- [Task to carry out]:
Work out how many lines in the listing below include the word "param"; answer with the number alone.

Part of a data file
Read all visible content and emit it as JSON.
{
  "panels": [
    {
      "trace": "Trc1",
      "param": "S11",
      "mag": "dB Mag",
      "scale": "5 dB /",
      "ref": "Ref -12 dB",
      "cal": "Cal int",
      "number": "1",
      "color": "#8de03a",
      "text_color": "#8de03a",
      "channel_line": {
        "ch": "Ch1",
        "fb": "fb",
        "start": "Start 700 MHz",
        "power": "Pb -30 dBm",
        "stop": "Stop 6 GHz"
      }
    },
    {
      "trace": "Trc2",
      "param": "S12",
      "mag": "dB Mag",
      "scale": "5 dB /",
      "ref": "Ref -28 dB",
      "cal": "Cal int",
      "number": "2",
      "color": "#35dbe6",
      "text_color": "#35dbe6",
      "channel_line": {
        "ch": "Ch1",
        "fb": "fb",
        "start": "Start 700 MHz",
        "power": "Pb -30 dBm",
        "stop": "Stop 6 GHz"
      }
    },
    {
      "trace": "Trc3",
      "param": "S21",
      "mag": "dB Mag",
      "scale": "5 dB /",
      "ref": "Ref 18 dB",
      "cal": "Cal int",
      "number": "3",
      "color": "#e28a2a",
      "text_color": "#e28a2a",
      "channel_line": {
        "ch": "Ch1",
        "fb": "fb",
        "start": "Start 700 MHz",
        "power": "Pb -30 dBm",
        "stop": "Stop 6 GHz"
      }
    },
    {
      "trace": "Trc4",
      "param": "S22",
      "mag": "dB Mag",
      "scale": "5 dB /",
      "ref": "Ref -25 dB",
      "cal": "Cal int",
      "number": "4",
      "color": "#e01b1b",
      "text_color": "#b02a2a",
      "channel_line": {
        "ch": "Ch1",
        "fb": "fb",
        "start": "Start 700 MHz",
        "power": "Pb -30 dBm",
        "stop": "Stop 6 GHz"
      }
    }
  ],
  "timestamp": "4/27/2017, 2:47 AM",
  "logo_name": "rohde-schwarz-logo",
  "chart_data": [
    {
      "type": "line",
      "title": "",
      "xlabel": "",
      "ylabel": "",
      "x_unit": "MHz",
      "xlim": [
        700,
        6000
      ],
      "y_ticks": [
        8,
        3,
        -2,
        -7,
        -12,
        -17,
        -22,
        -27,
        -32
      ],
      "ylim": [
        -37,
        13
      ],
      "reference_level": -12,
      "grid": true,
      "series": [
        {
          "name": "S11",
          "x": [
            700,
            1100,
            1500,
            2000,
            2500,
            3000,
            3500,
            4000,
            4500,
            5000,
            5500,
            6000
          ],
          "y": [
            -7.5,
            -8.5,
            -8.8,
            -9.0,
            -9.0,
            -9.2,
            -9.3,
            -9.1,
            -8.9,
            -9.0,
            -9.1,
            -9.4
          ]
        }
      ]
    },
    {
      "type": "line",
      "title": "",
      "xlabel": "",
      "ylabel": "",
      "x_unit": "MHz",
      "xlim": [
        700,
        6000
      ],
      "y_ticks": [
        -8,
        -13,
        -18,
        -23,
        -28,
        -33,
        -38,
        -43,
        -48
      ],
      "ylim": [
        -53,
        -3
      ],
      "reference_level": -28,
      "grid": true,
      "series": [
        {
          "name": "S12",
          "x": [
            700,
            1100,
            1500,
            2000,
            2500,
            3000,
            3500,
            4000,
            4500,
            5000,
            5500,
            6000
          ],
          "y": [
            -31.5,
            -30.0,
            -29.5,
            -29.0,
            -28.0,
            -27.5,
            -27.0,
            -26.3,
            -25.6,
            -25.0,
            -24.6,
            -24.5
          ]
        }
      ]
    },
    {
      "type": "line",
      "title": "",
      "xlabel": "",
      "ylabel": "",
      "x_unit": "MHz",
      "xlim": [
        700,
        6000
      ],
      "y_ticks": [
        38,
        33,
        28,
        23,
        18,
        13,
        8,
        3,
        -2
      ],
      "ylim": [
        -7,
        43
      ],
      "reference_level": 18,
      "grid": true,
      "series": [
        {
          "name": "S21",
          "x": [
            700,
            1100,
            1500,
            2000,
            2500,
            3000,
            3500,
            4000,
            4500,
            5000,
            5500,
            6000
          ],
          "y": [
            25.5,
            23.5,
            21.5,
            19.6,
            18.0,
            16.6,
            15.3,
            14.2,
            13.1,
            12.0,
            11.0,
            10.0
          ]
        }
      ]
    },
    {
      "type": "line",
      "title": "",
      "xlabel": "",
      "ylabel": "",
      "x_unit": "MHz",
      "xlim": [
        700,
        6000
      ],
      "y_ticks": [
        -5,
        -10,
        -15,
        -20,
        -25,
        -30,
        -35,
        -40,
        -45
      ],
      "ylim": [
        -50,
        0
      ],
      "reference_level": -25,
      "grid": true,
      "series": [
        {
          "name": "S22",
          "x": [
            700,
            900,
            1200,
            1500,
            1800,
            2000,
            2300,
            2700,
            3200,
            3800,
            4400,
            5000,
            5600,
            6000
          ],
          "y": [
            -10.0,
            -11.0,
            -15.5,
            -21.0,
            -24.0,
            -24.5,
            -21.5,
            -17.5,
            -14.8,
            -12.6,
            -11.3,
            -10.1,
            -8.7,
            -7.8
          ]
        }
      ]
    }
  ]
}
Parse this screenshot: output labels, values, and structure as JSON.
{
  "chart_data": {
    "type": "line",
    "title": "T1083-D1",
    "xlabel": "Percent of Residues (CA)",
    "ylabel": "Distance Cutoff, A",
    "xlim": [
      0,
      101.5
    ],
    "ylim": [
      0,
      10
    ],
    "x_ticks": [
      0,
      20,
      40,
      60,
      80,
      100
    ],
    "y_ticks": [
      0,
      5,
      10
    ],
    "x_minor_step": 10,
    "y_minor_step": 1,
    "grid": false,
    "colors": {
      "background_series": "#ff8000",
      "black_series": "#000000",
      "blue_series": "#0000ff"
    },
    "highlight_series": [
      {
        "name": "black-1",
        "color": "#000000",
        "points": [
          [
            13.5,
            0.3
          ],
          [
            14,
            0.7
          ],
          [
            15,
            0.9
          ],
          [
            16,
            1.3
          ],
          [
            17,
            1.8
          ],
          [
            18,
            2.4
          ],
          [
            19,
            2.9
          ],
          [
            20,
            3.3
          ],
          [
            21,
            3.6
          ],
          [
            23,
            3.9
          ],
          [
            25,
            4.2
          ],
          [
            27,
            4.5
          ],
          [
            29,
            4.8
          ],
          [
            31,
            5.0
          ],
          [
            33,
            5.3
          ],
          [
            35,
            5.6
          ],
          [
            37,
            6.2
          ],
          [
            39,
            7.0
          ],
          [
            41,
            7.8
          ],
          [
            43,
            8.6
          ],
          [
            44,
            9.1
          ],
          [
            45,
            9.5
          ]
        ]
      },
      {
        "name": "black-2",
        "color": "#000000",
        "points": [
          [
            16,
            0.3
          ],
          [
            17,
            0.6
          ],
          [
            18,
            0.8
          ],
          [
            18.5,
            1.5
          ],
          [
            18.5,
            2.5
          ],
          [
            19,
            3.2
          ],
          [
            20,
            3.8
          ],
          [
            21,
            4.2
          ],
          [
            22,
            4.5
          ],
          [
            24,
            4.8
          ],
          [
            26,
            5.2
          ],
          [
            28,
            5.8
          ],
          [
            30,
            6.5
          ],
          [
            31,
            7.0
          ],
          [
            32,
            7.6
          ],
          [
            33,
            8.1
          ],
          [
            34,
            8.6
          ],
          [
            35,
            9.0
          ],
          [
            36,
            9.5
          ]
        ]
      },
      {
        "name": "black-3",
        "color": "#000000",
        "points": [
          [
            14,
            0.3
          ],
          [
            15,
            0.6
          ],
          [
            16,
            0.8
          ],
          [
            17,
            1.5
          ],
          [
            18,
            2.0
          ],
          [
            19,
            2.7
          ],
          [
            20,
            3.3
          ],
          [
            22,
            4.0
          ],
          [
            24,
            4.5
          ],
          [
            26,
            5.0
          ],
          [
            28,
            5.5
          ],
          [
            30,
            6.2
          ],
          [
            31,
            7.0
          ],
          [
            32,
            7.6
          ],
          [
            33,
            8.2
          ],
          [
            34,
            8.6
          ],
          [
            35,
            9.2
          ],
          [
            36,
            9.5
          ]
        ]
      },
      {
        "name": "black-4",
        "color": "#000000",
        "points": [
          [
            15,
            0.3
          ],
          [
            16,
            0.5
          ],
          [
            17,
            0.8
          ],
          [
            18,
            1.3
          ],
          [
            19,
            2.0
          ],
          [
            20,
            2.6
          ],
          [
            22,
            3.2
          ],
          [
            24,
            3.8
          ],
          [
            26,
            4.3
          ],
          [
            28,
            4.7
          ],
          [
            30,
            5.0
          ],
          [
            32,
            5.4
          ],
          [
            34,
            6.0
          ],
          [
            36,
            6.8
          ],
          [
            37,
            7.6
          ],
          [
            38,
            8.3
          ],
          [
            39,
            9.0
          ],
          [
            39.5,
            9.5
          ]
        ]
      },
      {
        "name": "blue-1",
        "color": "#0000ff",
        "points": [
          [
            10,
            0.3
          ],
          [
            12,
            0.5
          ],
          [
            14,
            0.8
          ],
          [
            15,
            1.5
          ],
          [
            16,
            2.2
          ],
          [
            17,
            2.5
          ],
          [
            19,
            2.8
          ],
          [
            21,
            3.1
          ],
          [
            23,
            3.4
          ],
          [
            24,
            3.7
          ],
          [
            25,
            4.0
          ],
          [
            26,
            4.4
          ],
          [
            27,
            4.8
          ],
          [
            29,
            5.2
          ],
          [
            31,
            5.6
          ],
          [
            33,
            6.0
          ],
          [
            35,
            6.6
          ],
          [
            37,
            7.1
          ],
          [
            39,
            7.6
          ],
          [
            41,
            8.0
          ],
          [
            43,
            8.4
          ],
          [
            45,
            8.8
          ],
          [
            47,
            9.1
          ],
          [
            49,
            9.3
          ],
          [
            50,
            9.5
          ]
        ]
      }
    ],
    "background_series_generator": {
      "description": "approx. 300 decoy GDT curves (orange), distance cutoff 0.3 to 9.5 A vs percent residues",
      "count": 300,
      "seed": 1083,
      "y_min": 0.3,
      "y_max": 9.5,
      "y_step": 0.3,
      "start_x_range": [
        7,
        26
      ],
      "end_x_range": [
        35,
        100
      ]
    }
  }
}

- [The solution]:
4